----- Data extract -----

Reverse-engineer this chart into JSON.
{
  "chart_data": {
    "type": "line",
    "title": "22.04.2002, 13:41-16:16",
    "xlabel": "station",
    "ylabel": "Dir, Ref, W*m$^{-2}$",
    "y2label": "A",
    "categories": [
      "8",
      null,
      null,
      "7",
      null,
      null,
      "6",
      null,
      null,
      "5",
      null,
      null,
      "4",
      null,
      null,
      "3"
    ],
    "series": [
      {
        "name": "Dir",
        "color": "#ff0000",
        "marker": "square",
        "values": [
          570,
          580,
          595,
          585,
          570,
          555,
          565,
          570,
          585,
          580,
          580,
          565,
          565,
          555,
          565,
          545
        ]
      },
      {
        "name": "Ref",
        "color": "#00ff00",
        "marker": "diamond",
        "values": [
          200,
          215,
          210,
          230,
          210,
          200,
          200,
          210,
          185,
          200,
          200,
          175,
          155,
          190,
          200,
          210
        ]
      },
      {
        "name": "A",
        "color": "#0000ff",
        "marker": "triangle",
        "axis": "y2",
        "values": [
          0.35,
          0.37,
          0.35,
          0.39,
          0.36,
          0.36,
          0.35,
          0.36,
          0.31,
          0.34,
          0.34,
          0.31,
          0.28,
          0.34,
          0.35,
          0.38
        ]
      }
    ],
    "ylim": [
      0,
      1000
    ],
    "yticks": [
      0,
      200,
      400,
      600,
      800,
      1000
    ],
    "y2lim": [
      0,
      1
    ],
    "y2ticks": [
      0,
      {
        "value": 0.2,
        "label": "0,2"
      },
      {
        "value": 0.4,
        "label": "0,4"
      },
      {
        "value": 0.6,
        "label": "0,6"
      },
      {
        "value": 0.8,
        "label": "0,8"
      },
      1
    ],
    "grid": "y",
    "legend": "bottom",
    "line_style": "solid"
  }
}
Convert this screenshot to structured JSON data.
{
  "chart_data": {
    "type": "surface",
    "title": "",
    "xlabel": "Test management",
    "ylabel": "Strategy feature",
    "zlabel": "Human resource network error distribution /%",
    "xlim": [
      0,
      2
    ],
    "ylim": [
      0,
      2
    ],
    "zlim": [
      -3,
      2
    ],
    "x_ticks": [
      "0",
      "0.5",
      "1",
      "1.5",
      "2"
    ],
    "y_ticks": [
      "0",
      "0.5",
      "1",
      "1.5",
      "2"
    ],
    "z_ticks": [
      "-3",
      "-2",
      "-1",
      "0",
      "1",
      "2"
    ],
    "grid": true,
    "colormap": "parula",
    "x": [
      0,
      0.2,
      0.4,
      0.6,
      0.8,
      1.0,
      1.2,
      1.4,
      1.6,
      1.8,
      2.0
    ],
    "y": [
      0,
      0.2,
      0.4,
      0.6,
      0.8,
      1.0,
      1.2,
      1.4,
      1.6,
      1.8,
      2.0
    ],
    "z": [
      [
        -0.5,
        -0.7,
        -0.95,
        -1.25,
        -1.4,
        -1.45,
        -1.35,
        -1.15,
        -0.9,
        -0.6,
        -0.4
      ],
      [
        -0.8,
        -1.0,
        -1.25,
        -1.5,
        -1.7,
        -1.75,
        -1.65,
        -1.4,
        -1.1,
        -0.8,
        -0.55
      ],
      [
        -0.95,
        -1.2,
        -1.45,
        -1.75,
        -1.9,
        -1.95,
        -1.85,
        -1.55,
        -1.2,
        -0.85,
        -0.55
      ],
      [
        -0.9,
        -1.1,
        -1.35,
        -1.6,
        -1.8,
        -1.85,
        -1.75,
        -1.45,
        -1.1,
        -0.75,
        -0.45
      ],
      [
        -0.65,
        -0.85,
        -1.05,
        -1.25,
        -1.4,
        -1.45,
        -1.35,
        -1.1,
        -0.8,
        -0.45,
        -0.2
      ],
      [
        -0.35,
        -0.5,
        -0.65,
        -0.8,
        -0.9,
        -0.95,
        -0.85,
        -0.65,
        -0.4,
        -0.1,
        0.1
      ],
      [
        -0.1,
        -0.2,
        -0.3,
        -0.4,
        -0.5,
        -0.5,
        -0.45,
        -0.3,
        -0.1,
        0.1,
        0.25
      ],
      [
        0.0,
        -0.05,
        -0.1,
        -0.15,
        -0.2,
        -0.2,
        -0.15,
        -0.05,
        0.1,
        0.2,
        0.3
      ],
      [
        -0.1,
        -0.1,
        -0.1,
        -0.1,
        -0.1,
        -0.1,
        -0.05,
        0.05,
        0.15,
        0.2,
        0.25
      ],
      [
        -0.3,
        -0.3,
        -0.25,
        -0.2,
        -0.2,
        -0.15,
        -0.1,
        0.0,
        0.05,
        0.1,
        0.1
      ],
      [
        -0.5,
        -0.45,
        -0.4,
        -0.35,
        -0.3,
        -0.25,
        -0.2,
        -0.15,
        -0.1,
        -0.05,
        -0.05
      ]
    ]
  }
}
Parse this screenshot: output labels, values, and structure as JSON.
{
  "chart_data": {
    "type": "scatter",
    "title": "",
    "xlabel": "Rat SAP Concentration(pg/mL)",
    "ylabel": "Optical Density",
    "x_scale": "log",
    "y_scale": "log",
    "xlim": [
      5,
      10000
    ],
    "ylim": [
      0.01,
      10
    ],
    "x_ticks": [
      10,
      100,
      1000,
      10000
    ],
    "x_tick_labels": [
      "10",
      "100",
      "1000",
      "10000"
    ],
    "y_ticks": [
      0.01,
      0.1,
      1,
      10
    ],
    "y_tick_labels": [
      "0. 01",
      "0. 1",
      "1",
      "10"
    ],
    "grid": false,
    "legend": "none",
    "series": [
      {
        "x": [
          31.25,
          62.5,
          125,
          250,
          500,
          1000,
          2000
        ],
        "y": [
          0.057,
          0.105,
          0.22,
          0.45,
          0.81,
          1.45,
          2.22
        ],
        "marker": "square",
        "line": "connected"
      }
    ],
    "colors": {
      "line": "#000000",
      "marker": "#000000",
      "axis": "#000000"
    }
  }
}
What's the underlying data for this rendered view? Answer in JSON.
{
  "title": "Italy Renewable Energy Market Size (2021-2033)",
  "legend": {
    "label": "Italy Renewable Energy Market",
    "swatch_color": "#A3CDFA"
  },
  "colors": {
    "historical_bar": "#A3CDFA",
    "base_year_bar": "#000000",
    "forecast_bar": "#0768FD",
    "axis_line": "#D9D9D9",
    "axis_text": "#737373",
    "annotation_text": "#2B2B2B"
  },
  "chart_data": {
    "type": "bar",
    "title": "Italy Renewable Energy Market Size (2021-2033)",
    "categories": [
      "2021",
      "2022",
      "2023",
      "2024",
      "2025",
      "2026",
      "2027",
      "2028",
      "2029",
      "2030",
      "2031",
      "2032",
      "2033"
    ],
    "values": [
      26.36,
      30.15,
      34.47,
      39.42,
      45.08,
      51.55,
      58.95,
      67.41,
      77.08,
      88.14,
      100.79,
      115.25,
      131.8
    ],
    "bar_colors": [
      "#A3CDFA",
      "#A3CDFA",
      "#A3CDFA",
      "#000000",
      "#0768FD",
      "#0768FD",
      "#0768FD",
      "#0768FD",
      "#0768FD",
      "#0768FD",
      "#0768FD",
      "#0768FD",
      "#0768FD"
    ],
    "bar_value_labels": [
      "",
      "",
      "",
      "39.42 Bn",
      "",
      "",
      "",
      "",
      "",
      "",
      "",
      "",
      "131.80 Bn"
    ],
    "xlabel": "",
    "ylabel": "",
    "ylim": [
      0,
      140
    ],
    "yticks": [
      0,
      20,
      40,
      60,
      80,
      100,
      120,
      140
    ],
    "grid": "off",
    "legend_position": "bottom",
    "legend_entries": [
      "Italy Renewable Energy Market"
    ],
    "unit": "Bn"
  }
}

-----

What is required — Copy every line in the listing above where the string "Size" turns up.

Task answer —
  "title": "Italy Renewable Energy Market Size (2021-2033)",
    "title": "Italy Renewable Energy Market Size (2021-2033)",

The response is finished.